SHORT EXERCISE :: Repeat the entire listing exactly.

────────

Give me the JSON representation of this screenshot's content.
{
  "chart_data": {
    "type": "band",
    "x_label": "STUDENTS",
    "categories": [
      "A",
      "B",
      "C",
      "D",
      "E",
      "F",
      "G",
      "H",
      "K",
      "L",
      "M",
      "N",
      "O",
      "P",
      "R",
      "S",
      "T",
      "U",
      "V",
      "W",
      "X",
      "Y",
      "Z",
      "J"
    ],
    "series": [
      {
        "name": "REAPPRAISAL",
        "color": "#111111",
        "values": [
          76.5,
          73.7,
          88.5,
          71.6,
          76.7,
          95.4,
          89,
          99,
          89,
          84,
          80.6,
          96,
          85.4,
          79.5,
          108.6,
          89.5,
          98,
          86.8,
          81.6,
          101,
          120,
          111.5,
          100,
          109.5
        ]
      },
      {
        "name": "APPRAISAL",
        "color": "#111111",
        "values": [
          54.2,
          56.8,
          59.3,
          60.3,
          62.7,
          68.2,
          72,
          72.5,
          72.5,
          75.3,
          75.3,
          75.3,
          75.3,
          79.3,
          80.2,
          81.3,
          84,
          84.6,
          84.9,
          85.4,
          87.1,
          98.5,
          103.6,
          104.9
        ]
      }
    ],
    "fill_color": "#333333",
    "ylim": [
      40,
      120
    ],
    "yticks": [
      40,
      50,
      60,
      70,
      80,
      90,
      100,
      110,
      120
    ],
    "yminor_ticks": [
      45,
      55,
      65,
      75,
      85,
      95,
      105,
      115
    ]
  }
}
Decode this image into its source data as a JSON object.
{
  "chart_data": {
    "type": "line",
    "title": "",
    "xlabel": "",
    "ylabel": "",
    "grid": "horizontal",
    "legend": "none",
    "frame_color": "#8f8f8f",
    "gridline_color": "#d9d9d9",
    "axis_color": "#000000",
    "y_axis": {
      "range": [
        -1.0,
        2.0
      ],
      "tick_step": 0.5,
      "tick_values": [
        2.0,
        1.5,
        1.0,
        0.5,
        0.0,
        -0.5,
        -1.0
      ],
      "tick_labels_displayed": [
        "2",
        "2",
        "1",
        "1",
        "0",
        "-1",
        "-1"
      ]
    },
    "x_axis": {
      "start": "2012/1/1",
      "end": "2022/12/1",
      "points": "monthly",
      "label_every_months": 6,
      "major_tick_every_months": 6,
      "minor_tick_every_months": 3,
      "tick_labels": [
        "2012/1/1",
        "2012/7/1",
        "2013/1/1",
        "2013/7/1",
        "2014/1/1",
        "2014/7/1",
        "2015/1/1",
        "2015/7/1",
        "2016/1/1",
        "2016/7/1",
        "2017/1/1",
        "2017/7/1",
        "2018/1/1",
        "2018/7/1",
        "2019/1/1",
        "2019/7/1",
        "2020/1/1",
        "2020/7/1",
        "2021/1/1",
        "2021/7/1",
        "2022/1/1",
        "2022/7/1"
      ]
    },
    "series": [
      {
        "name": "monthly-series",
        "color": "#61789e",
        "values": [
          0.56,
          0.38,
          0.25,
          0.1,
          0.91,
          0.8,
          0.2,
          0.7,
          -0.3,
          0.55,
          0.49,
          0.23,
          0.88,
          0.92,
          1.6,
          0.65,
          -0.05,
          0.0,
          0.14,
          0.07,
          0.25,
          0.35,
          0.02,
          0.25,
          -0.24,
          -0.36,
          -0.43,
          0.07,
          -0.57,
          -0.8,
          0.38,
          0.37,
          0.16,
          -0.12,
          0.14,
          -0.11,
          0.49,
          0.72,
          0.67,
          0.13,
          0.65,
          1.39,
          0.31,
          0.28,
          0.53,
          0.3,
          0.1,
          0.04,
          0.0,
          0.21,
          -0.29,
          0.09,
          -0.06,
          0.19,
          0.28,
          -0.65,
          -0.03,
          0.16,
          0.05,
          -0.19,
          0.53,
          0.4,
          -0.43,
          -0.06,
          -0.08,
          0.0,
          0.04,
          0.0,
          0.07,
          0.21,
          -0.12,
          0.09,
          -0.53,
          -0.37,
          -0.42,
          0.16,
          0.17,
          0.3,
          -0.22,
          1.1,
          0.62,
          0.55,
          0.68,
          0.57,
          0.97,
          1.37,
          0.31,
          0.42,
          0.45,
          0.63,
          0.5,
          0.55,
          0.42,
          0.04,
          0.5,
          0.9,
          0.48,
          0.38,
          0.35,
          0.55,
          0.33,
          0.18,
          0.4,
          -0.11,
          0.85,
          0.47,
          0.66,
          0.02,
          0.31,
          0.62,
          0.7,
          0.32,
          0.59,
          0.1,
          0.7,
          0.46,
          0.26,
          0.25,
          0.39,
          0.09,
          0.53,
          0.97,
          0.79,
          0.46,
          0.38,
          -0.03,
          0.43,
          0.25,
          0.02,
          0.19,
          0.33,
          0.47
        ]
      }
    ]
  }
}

────────

ANSWER FOR THE TASK ::
Give me the JSON representation of this screenshot's content.
{
  "chart_data": {
    "type": "band",
    "x_label": "STUDENTS",
    "categories": [
      "A",
      "B",
      "C",
      "D",
      "E",
      "F",
      "G",
      "H",
      "K",
      "L",
      "M",
      "N",
      "O",
      "P",
      "R",
      "S",
      "T",
      "U",
      "V",
      "W",
      "X",
      "Y",
      "Z",
      "J"
    ],
    "series": [
      {
        "name": "REAPPRAISAL",
        "color": "#111111",
        "values": [
          76.5,
          73.7,
          88.5,
          71.6,
          76.7,
          95.4,
          89,
          99,
          89,
          84,
          80.6,
          96,
          85.4,
          79.5,
          108.6,
          89.5,
          98,
          86.8,
          81.6,
          101,
          120,
          111.5,
          100,
          109.5
        ]
      },
      {
        "name": "APPRAISAL",
        "color": "#111111",
        "values": [
          54.2,
          56.8,
          59.3,
          60.3,
          62.7,
          68.2,
          72,
          72.5,
          72.5,
          75.3,
          75.3,
          75.3,
          75.3,
          79.3,
          80.2,
          81.3,
          84,
          84.6,
          84.9,
          85.4,
          87.1,
          98.5,
          103.6,
          104.9
        ]
      }
    ],
    "fill_color": "#333333",
    "ylim": [
      40,
      120
    ],
    "yticks": [
      40,
      50,
      60,
      70,
      80,
      90,
      100,
      110,
      120
    ],
    "yminor_ticks": [
      45,
      55,
      65,
      75,
      85,
      95,
      105,
      115
    ]
  }
}
Decode this image into its source data as a JSON object.
{
  "chart_data": {
    "type": "line",
    "title": "",
    "xlabel": "",
    "ylabel": "",
    "grid": "horizontal",
    "legend": "none",
    "frame_color": "#8f8f8f",
    "gridline_color": "#d9d9d9",
    "axis_color": "#000000",
    "y_axis": {
      "range": [
        -1.0,
        2.0
      ],
      "tick_step": 0.5,
      "tick_values": [
        2.0,
        1.5,
        1.0,
        0.5,
        0.0,
        -0.5,
        -1.0
      ],
      "tick_labels_displayed": [
        "2",
        "2",
        "1",
        "1",
        "0",
        "-1",
        "-1"
      ]
    },
    "x_axis": {
      "start": "2012/1/1",
      "end": "2022/12/1",
      "points": "monthly",
      "label_every_months": 6,
      "major_tick_every_months": 6,
      "minor_tick_every_months": 3,
      "tick_labels": [
        "2012/1/1",
        "2012/7/1",
        "2013/1/1",
        "2013/7/1",
        "2014/1/1",
        "2014/7/1",
        "2015/1/1",
        "2015/7/1",
        "2016/1/1",
        "2016/7/1",
        "2017/1/1",
        "2017/7/1",
        "2018/1/1",
        "2018/7/1",
        "2019/1/1",
        "2019/7/1",
        "2020/1/1",
        "2020/7/1",
        "2021/1/1",
        "2021/7/1",
        "2022/1/1",
        "2022/7/1"
      ]
    },
    "series": [
      {
        "name": "monthly-series",
        "color": "#61789e",
        "values": [
          0.56,
          0.38,
          0.25,
          0.1,
          0.91,
          0.8,
          0.2,
          0.7,
          -0.3,
          0.55,
          0.49,
          0.23,
          0.88,
          0.92,
          1.6,
          0.65,
          -0.05,
          0.0,
          0.14,
          0.07,
          0.25,
          0.35,
          0.02,
          0.25,
          -0.24,
          -0.36,
          -0.43,
          0.07,
          -0.57,
          -0.8,
          0.38,
          0.37,
          0.16,
          -0.12,
          0.14,
          -0.11,
          0.49,
          0.72,
          0.67,
          0.13,
          0.65,
          1.39,
          0.31,
          0.28,
          0.53,
          0.3,
          0.1,
          0.04,
          0.0,
          0.21,
          -0.29,
          0.09,
          -0.06,
          0.19,
          0.28,
          -0.65,
          -0.03,
          0.16,
          0.05,
          -0.19,
          0.53,
          0.4,
          -0.43,
          -0.06,
          -0.08,
          0.0,
          0.04,
          0.0,
          0.07,
          0.21,
          -0.12,
          0.09,
          -0.53,
          -0.37,
          -0.42,
          0.16,
          0.17,
          0.3,
          -0.22,
          1.1,
          0.62,
          0.55,
          0.68,
          0.57,
          0.97,
          1.37,
          0.31,
          0.42,
          0.45,
          0.63,
          0.5,
          0.55,
          0.42,
          0.04,
          0.5,
          0.9,
          0.48,
          0.38,
          0.35,
          0.55,
          0.33,
          0.18,
          0.4,
          -0.11,
          0.85,
          0.47,
          0.66,
          0.02,
          0.31,
          0.62,
          0.7,
          0.32,
          0.59,
          0.1,
          0.7,
          0.46,
          0.26,
          0.25,
          0.39,
          0.09,
          0.53,
          0.97,
          0.79,
          0.46,
          0.38,
          -0.03,
          0.43,
          0.25,
          0.02,
          0.19,
          0.33,
          0.47
        ]
      }
    ]
  }
}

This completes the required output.